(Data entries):
================================
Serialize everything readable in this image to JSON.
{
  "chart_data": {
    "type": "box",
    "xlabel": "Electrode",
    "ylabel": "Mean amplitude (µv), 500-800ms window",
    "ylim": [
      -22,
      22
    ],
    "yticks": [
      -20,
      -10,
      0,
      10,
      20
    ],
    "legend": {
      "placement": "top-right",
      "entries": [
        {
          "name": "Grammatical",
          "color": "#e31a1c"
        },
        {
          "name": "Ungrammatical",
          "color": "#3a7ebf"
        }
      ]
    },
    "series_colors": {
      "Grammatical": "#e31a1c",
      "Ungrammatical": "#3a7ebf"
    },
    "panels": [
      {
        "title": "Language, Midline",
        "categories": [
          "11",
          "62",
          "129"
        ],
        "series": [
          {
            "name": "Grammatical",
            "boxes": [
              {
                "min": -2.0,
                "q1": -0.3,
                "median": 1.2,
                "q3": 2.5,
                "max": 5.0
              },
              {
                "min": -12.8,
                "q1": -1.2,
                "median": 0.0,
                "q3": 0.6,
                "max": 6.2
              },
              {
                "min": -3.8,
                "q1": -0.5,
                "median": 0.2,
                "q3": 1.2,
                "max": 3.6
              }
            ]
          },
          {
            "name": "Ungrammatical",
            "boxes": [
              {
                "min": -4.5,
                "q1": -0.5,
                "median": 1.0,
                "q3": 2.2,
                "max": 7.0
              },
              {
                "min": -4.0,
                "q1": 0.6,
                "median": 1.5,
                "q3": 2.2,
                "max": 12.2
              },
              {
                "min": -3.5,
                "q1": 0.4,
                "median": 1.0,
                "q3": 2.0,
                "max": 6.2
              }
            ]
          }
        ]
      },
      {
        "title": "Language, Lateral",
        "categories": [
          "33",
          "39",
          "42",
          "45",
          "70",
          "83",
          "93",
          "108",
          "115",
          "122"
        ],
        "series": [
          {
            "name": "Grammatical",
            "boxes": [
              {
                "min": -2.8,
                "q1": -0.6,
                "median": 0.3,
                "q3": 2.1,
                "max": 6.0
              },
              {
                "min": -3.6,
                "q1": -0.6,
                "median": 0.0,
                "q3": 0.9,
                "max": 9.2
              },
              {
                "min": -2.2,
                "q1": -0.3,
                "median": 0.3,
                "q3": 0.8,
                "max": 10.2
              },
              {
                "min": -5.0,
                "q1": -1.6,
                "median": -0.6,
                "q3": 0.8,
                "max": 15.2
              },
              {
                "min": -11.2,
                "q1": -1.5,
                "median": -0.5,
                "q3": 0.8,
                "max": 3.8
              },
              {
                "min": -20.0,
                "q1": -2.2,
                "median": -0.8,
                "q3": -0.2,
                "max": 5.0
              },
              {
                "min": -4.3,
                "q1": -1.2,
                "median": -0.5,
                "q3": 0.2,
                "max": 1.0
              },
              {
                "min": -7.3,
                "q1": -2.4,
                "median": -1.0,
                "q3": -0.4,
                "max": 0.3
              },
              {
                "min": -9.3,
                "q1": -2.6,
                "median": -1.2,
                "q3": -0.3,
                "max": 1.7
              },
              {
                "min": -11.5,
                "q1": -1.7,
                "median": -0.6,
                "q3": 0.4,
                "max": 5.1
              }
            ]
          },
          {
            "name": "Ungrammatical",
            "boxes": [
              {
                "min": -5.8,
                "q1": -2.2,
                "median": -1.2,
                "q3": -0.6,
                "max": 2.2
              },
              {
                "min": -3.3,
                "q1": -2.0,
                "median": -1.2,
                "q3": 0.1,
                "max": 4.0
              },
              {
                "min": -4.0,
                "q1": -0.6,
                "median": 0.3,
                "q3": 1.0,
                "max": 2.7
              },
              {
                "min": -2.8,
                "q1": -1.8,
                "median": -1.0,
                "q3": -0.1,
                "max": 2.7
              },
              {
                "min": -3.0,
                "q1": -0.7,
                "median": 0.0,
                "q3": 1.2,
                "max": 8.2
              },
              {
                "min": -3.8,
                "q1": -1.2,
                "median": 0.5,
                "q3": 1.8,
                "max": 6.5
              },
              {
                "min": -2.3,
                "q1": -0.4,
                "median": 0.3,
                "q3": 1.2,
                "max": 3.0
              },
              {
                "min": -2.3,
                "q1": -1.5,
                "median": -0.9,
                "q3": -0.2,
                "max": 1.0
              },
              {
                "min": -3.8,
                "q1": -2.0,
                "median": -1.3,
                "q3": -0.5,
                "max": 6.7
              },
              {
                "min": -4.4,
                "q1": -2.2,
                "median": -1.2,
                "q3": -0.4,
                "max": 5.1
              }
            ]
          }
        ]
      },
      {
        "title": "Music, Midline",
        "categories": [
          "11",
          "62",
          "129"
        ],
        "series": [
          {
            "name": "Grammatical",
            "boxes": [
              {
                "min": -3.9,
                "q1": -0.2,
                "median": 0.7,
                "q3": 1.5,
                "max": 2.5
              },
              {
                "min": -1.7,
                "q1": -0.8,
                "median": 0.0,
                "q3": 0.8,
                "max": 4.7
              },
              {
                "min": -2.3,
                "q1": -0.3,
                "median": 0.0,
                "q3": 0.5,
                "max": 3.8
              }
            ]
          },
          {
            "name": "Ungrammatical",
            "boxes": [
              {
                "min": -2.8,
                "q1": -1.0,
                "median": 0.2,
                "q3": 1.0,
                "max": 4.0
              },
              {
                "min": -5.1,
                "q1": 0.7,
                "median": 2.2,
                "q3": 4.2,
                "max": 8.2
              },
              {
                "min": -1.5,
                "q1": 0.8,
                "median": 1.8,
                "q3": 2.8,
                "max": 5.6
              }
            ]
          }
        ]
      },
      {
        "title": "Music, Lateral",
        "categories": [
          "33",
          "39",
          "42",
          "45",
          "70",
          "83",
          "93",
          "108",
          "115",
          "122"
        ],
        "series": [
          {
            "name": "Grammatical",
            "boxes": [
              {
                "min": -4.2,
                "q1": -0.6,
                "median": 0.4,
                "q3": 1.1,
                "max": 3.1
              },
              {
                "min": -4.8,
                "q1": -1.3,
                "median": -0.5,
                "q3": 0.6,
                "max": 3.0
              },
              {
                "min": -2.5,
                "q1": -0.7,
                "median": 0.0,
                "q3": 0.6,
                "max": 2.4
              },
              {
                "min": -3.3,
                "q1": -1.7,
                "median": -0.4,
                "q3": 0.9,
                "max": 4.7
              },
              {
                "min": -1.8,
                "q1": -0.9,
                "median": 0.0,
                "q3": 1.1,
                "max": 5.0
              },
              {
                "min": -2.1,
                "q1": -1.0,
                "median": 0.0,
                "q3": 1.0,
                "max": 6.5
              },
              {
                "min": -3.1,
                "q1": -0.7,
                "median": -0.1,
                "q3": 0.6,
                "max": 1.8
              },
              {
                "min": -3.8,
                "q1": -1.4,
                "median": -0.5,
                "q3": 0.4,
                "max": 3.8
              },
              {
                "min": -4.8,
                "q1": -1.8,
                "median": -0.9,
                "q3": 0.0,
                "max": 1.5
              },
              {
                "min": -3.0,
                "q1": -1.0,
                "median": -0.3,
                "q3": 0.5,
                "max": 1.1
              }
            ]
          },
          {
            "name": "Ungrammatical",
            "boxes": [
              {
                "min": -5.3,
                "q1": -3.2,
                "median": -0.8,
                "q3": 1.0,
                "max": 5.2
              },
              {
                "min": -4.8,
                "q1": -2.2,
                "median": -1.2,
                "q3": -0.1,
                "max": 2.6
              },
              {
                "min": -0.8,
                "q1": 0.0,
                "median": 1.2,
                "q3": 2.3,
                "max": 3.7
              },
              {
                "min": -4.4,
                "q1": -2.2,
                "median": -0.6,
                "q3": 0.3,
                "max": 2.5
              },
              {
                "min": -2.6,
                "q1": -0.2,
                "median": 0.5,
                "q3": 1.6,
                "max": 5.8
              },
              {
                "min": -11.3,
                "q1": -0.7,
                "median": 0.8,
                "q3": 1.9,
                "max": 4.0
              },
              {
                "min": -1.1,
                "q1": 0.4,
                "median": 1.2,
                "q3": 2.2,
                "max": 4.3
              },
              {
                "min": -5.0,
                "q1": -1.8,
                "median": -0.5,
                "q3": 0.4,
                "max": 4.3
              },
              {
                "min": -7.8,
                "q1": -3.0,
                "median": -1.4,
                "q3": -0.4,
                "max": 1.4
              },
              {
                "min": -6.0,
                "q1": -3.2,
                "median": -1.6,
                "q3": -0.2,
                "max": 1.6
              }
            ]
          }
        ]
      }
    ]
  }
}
================================
(Exercise prompt): Show every line of the records above that contains the word "Language".

(Answer):
        "title": "Language, Midline",
        "title": "Language, Lateral",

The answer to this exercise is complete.